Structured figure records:
* * *

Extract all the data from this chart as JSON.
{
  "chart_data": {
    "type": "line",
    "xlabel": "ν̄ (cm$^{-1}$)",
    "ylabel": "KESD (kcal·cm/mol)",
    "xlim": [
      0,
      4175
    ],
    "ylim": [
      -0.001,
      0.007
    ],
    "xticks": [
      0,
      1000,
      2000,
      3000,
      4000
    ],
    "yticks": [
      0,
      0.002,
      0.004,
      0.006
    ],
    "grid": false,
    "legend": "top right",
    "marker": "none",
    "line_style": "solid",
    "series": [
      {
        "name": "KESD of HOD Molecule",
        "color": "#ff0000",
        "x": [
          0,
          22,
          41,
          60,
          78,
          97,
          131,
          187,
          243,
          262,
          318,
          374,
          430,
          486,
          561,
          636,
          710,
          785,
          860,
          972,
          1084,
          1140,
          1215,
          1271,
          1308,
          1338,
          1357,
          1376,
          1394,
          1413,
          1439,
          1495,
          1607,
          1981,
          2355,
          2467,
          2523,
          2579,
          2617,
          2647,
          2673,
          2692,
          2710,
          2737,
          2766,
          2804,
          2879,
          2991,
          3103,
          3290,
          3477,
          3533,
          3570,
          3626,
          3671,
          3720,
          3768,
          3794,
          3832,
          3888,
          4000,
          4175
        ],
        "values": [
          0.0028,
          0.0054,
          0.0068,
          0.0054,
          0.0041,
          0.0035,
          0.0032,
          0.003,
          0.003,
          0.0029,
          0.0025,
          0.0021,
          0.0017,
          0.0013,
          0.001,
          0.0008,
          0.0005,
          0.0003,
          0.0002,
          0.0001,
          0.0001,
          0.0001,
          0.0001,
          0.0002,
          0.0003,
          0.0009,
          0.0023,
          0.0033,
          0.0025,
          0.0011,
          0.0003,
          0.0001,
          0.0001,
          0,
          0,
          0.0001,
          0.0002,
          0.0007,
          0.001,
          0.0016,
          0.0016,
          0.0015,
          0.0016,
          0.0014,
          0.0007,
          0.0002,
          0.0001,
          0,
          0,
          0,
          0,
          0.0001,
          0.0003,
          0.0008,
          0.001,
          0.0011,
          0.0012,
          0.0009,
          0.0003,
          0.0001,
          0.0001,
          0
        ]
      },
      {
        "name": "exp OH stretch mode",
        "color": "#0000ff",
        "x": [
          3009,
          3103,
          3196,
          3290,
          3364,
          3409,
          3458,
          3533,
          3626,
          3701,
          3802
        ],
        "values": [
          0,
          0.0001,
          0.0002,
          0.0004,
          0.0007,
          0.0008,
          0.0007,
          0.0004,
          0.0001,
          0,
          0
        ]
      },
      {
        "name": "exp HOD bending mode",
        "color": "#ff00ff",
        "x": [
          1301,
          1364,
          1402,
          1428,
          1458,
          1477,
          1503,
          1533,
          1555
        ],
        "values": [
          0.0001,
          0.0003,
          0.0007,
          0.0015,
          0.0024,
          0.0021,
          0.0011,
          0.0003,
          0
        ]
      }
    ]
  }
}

* * *

• [Exercise description]: Return only the count of lines in the records that hold the word "color".

• [Output below]: 3